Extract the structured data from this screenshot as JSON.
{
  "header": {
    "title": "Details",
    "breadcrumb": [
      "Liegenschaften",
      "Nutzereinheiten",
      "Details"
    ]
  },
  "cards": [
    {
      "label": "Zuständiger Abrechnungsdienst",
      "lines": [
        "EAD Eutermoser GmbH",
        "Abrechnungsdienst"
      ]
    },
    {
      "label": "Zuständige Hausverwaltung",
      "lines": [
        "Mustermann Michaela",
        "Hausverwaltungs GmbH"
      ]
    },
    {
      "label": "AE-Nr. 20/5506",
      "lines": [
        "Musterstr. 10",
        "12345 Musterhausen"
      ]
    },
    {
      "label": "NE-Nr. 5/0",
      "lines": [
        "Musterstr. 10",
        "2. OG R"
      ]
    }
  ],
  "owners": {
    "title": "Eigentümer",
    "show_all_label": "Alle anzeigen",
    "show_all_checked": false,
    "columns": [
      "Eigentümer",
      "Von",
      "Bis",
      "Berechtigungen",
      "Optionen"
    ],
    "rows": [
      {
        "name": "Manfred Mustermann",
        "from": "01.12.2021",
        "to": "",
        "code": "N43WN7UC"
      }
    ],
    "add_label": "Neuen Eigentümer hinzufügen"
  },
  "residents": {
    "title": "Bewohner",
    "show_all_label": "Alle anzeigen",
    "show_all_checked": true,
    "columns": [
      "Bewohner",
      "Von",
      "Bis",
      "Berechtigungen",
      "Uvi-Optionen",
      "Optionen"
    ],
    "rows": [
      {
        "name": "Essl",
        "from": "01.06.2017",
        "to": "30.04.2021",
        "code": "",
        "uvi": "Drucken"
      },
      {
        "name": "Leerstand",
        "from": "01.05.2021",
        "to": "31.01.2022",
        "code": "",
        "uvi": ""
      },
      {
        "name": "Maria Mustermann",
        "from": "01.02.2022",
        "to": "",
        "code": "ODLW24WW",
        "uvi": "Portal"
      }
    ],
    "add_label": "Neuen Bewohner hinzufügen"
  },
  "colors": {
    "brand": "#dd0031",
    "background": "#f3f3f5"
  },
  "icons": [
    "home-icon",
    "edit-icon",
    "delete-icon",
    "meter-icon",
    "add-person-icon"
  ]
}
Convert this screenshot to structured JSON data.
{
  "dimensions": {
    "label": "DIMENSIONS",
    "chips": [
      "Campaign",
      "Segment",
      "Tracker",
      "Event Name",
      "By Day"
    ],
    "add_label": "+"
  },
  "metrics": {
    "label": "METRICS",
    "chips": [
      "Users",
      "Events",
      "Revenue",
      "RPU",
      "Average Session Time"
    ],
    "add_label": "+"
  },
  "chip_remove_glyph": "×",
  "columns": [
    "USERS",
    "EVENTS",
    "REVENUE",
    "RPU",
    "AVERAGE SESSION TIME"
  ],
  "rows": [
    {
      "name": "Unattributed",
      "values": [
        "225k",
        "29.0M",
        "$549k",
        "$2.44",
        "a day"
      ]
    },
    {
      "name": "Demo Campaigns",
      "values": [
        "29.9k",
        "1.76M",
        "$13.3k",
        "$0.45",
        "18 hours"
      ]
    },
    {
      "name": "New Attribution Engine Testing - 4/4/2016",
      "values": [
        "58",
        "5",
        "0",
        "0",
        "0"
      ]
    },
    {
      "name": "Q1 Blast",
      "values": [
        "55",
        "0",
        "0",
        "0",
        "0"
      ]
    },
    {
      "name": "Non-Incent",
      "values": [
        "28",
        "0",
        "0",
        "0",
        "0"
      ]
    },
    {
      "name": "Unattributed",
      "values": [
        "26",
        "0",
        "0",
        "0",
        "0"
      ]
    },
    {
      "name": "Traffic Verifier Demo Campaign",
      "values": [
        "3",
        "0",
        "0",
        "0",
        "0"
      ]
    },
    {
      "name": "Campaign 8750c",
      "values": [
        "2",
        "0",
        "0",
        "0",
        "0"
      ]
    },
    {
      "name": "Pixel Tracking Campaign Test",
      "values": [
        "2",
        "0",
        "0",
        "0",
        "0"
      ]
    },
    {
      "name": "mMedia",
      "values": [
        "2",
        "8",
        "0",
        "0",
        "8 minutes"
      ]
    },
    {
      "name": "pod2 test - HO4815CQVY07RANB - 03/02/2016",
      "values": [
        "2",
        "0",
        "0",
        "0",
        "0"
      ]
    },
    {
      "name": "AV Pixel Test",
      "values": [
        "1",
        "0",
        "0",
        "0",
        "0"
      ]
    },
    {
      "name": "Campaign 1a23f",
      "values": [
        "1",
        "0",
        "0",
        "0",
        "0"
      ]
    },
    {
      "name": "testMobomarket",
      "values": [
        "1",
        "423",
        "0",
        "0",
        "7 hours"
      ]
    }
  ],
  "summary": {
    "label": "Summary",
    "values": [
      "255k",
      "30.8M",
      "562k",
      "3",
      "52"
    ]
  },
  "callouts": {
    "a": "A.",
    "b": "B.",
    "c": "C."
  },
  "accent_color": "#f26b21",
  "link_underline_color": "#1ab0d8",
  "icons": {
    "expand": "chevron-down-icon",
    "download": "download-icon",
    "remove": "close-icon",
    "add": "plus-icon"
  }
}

+ + + + + + +

__Exercise description__. Output the complete data exactly as written.

__Full response__.
Extract the structured data from this screenshot as JSON.
{
  "header": {
    "title": "Details",
    "breadcrumb": [
      "Liegenschaften",
      "Nutzereinheiten",
      "Details"
    ]
  },
  "cards": [
    {
      "label": "Zuständiger Abrechnungsdienst",
      "lines": [
        "EAD Eutermoser GmbH",
        "Abrechnungsdienst"
      ]
    },
    {
      "label": "Zuständige Hausverwaltung",
      "lines": [
        "Mustermann Michaela",
        "Hausverwaltungs GmbH"
      ]
    },
    {
      "label": "AE-Nr. 20/5506",
      "lines": [
        "Musterstr. 10",
        "12345 Musterhausen"
      ]
    },
    {
      "label": "NE-Nr. 5/0",
      "lines": [
        "Musterstr. 10",
        "2. OG R"
      ]
    }
  ],
  "owners": {
    "title": "Eigentümer",
    "show_all_label": "Alle anzeigen",
    "show_all_checked": false,
    "columns": [
      "Eigentümer",
      "Von",
      "Bis",
      "Berechtigungen",
      "Optionen"
    ],
    "rows": [
      {
        "name": "Manfred Mustermann",
        "from": "01.12.2021",
        "to": "",
        "code": "N43WN7UC"
      }
    ],
    "add_label": "Neuen Eigentümer hinzufügen"
  },
  "residents": {
    "title": "Bewohner",
    "show_all_label": "Alle anzeigen",
    "show_all_checked": true,
    "columns": [
      "Bewohner",
      "Von",
      "Bis",
      "Berechtigungen",
      "Uvi-Optionen",
      "Optionen"
    ],
    "rows": [
      {
        "name": "Essl",
        "from": "01.06.2017",
        "to": "30.04.2021",
        "code": "",
        "uvi": "Drucken"
      },
      {
        "name": "Leerstand",
        "from": "01.05.2021",
        "to": "31.01.2022",
        "code": "",
        "uvi": ""
      },
      {
        "name": "Maria Mustermann",
        "from": "01.02.2022",
        "to": "",
        "code": "ODLW24WW",
        "uvi": "Portal"
      }
    ],
    "add_label": "Neuen Bewohner hinzufügen"
  },
  "colors": {
    "brand": "#dd0031",
    "background": "#f3f3f5"
  },
  "icons": [
    "home-icon",
    "edit-icon",
    "delete-icon",
    "meter-icon",
    "add-person-icon"
  ]
}
Convert this screenshot to structured JSON data.
{
  "dimensions": {
    "label": "DIMENSIONS",
    "chips": [
      "Campaign",
      "Segment",
      "Tracker",
      "Event Name",
      "By Day"
    ],
    "add_label": "+"
  },
  "metrics": {
    "label": "METRICS",
    "chips": [
      "Users",
      "Events",
      "Revenue",
      "RPU",
      "Average Session Time"
    ],
    "add_label": "+"
  },
  "chip_remove_glyph": "×",
  "columns": [
    "USERS",
    "EVENTS",
    "REVENUE",
    "RPU",
    "AVERAGE SESSION TIME"
  ],
  "rows": [
    {
      "name": "Unattributed",
      "values": [
        "225k",
        "29.0M",
        "$549k",
        "$2.44",
        "a day"
      ]
    },
    {
      "name": "Demo Campaigns",
      "values": [
        "29.9k",
        "1.76M",
        "$13.3k",
        "$0.45",
        "18 hours"
      ]
    },
    {
      "name": "New Attribution Engine Testing - 4/4/2016",
      "values": [
        "58",
        "5",
        "0",
        "0",
        "0"
      ]
    },
    {
      "name": "Q1 Blast",
      "values": [
        "55",
        "0",
        "0",
        "0",
        "0"
      ]
    },
    {
      "name": "Non-Incent",
      "values": [
        "28",
        "0",
        "0",
        "0",
        "0"
      ]
    },
    {
      "name": "Unattributed",
      "values": [
        "26",
        "0",
        "0",
        "0",
        "0"
      ]
    },
    {
      "name": "Traffic Verifier Demo Campaign",
      "values": [
        "3",
        "0",
        "0",
        "0",
        "0"
      ]
    },
    {
      "name": "Campaign 8750c",
      "values": [
        "2",
        "0",
        "0",
        "0",
        "0"
      ]
    },
    {
      "name": "Pixel Tracking Campaign Test",
      "values": [
        "2",
        "0",
        "0",
        "0",
        "0"
      ]
    },
    {
      "name": "mMedia",
      "values": [
        "2",
        "8",
        "0",
        "0",
        "8 minutes"
      ]
    },
    {
      "name": "pod2 test - HO4815CQVY07RANB - 03/02/2016",
      "values": [
        "2",
        "0",
        "0",
        "0",
        "0"
      ]
    },
    {
      "name": "AV Pixel Test",
      "values": [
        "1",
        "0",
        "0",
        "0",
        "0"
      ]
    },
    {
      "name": "Campaign 1a23f",
      "values": [
        "1",
        "0",
        "0",
        "0",
        "0"
      ]
    },
    {
      "name": "testMobomarket",
      "values": [
        "1",
        "423",
        "0",
        "0",
        "7 hours"
      ]
    }
  ],
  "summary": {
    "label": "Summary",
    "values": [
      "255k",
      "30.8M",
      "562k",
      "3",
      "52"
    ]
  },
  "callouts": {
    "a": "A.",
    "b": "B.",
    "c": "C."
  },
  "accent_color": "#f26b21",
  "link_underline_color": "#1ab0d8",
  "icons": {
    "expand": "chevron-down-icon",
    "download": "download-icon",
    "remove": "close-icon",
    "add": "plus-icon"
  }
}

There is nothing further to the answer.